WHAT TO DO »
Copy each line of the records that contains the word "document".

THE RECORDS »

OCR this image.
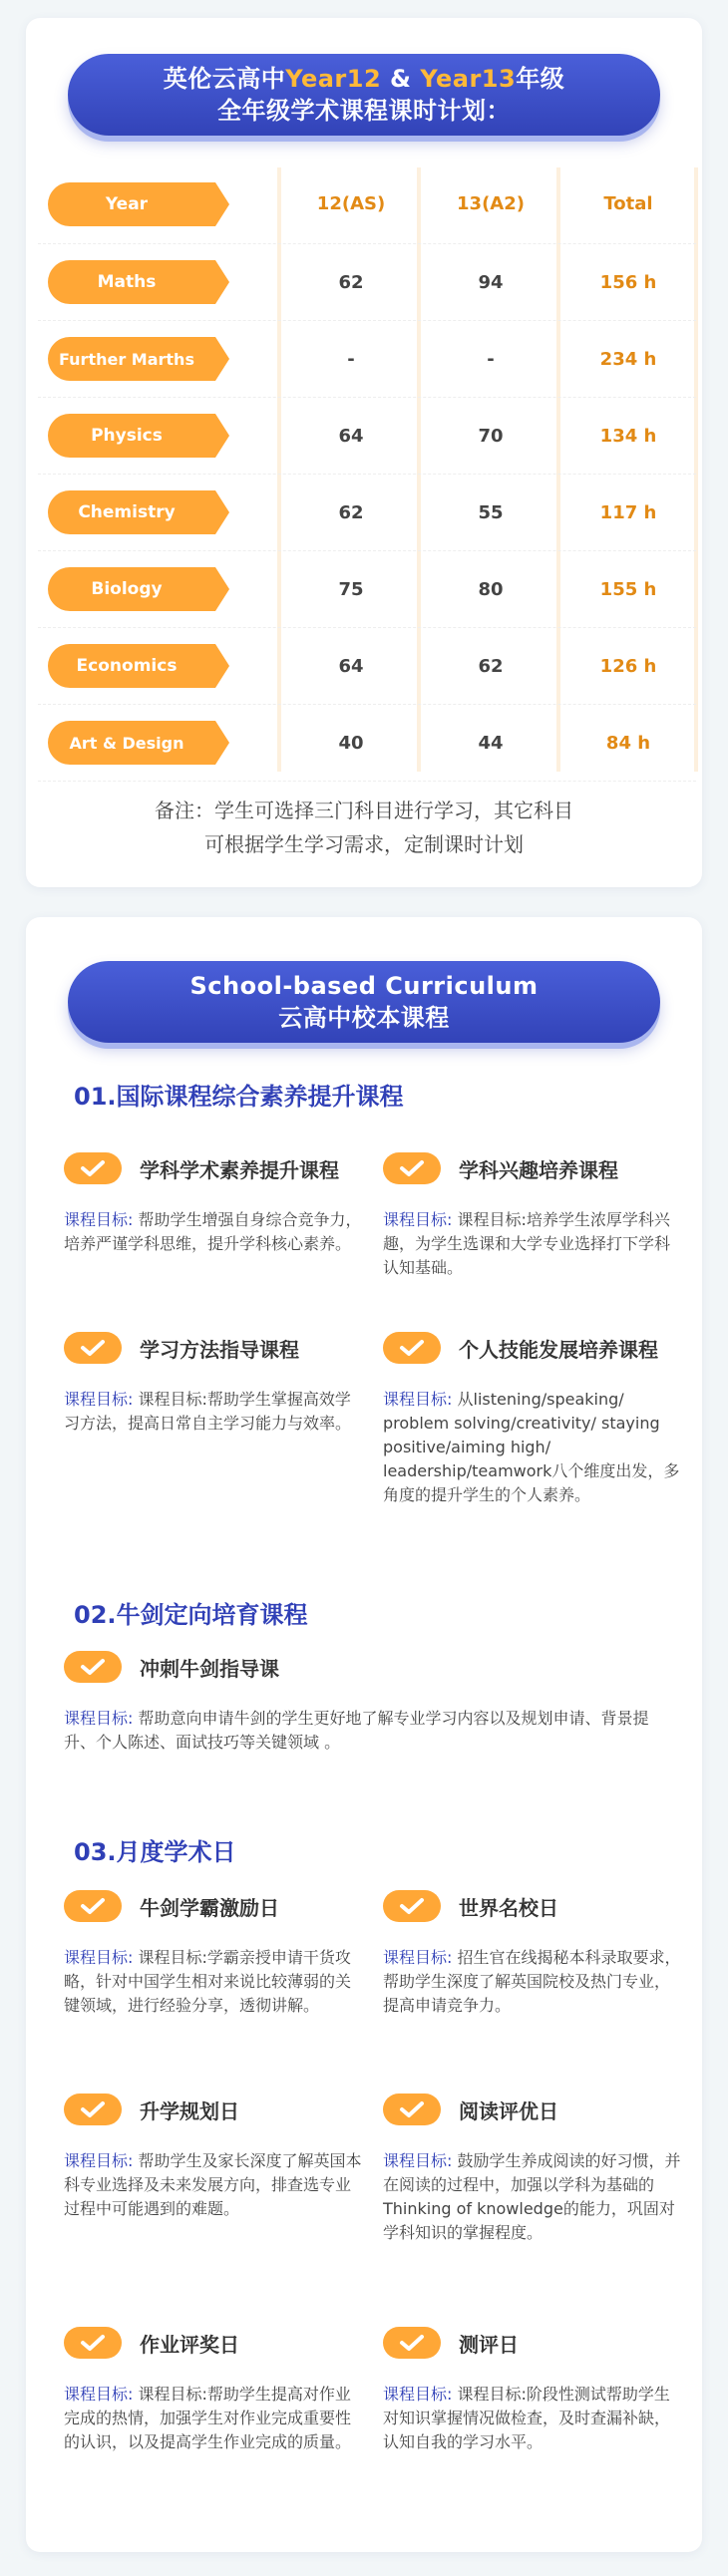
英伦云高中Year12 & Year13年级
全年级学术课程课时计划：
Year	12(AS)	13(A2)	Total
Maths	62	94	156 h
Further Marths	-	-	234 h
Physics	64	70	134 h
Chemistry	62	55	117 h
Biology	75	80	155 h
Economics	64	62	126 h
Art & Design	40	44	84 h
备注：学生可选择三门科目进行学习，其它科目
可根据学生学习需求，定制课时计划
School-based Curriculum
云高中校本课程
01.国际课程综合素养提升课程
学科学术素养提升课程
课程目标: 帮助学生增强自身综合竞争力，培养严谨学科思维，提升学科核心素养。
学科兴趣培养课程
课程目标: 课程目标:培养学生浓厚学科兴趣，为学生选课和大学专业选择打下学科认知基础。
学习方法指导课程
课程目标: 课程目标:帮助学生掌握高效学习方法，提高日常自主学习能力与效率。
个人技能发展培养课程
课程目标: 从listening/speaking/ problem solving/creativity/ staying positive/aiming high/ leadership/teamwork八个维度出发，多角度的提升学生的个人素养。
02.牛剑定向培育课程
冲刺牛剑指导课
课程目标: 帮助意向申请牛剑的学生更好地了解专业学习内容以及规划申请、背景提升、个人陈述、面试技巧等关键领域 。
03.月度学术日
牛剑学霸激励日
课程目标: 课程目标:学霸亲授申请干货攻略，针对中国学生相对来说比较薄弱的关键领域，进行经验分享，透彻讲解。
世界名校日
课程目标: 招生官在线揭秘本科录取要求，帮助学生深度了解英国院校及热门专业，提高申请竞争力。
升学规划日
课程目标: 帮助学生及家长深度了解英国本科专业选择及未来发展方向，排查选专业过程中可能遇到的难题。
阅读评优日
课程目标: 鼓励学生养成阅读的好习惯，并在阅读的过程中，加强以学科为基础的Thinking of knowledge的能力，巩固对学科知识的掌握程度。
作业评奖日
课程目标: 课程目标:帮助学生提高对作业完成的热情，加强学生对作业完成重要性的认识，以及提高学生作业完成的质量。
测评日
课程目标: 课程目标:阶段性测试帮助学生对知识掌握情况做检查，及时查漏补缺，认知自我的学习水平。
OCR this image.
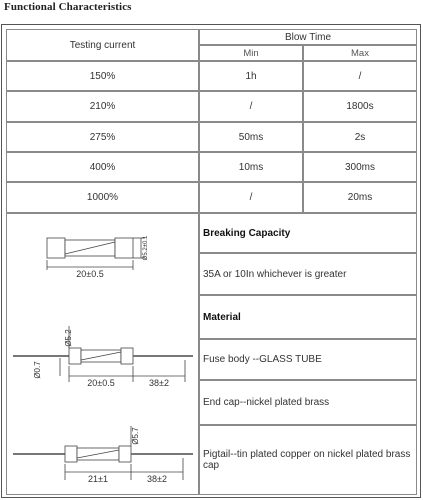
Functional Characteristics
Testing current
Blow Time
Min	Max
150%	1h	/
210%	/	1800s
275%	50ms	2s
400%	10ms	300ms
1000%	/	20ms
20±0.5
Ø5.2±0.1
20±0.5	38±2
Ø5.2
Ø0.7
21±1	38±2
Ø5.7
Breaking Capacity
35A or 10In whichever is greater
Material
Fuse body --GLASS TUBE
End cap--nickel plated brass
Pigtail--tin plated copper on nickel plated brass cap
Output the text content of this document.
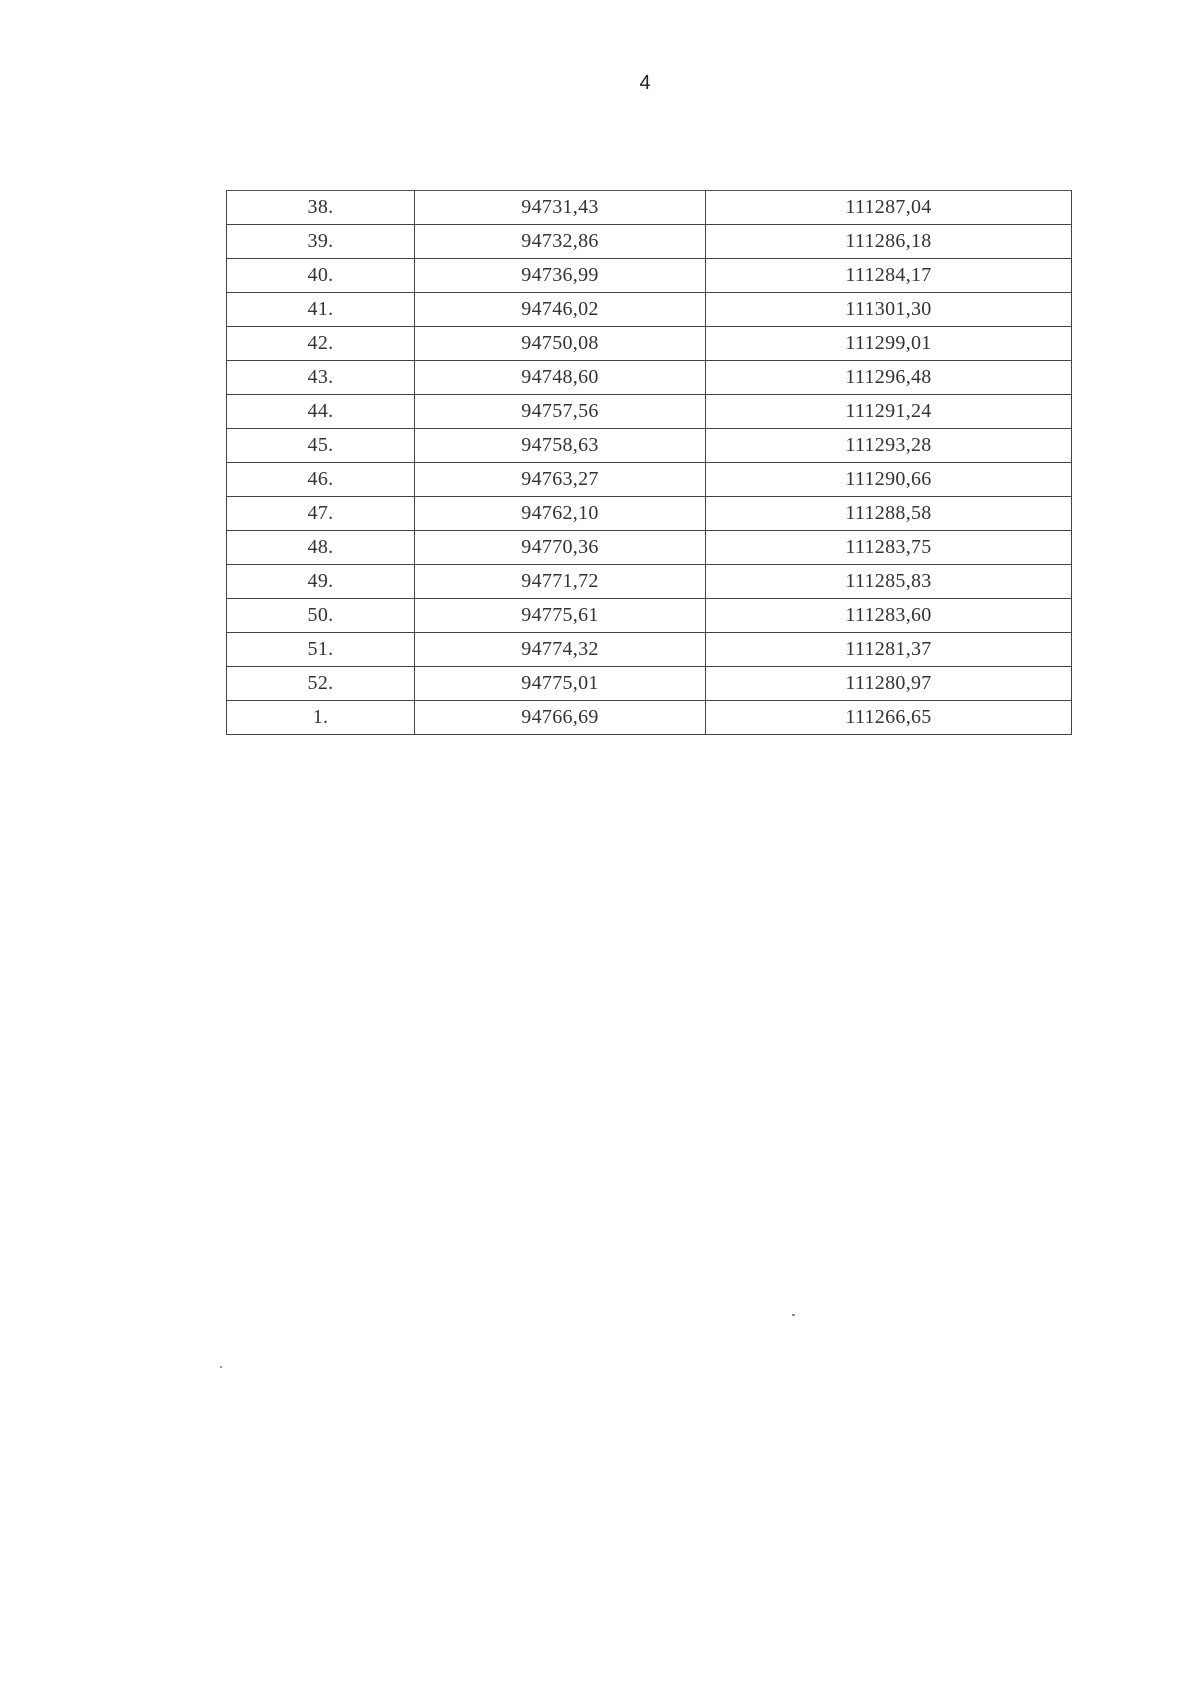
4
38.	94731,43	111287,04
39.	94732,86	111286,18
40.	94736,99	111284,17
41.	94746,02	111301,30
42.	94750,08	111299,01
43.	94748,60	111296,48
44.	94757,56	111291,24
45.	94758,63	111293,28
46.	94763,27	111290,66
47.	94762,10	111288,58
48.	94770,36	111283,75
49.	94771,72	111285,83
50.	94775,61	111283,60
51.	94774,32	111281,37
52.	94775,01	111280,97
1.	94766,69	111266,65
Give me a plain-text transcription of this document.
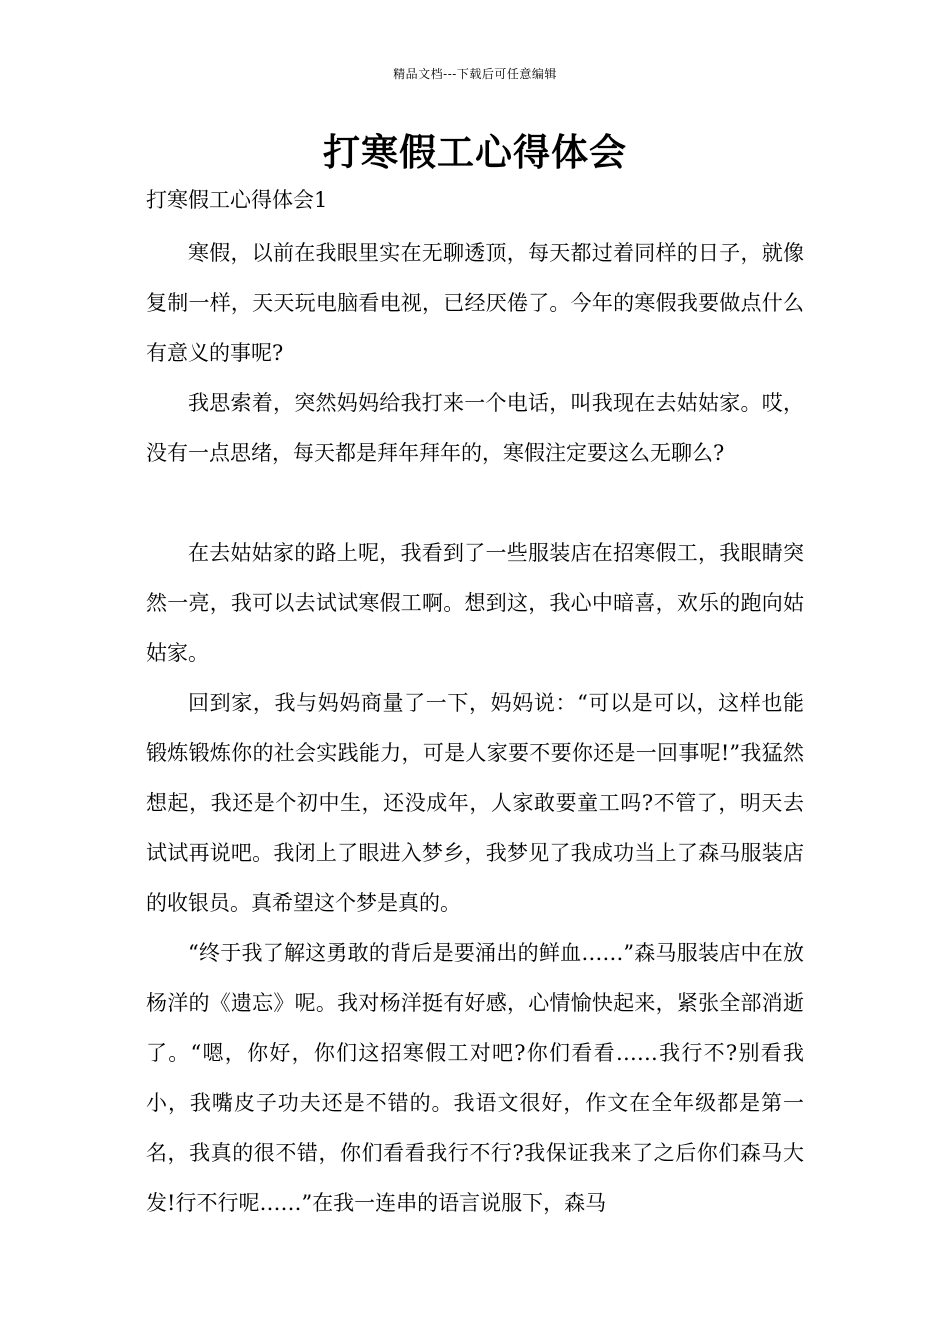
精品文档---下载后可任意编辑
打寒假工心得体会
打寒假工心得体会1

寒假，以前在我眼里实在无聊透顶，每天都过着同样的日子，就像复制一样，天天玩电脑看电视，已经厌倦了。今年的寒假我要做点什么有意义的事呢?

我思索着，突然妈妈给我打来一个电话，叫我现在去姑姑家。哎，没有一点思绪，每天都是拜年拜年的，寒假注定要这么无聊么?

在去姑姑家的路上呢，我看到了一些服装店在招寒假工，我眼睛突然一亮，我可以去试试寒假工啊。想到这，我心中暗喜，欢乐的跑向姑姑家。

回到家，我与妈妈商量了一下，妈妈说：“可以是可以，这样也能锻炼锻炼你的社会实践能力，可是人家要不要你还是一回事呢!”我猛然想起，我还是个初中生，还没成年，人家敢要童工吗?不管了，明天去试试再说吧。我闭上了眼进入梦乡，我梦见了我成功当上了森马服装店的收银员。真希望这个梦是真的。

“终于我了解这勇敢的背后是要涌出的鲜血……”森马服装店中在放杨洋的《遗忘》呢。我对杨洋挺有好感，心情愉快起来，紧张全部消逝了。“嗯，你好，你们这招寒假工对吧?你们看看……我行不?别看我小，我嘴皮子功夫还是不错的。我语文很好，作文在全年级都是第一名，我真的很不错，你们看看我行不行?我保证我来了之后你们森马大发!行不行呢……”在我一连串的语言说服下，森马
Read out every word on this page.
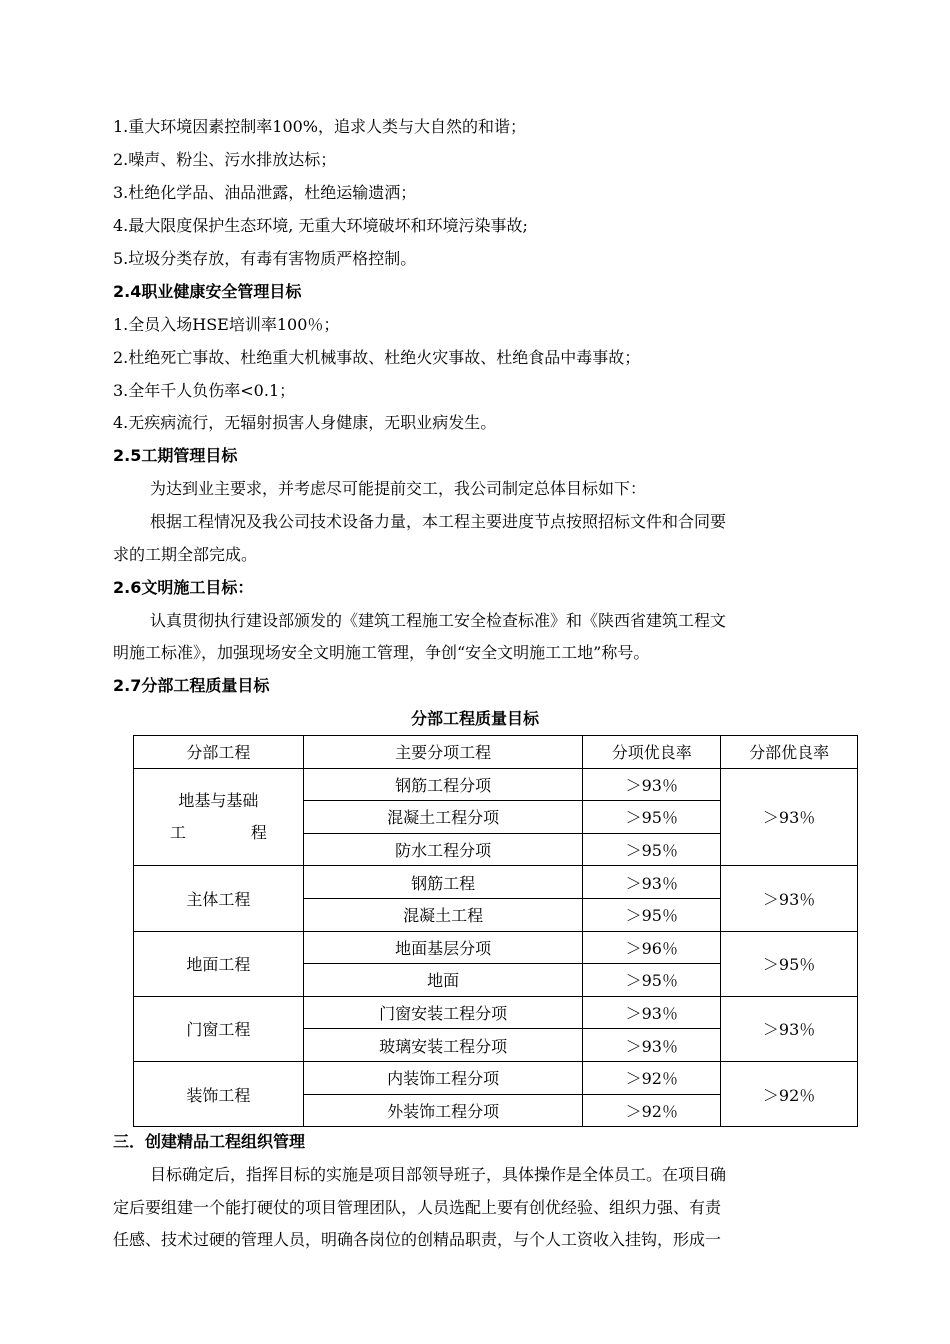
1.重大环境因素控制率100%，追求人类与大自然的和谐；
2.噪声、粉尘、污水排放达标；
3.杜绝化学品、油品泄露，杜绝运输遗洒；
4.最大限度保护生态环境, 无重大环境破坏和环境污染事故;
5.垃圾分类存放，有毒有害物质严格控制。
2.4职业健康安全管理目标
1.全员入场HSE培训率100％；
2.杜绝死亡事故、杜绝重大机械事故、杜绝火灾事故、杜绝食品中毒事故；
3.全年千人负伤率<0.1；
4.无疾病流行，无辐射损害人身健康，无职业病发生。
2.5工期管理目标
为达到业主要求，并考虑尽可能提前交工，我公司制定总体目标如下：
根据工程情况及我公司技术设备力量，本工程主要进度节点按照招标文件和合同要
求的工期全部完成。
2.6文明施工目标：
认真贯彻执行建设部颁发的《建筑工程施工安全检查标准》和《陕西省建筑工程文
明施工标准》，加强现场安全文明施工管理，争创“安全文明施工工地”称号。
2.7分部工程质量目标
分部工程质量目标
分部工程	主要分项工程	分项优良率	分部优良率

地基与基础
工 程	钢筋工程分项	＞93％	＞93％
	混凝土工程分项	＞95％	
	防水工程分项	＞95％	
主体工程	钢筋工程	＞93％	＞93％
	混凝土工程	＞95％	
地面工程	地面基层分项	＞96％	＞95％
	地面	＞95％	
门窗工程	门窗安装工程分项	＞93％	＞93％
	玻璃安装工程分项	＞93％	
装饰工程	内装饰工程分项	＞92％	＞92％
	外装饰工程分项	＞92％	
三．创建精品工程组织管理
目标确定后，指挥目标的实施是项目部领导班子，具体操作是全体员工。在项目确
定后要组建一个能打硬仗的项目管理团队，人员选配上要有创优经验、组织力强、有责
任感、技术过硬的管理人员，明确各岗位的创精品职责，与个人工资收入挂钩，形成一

FULL SOLUTION »
Output the text content of this document.
Give me a plain-text transcription of this document.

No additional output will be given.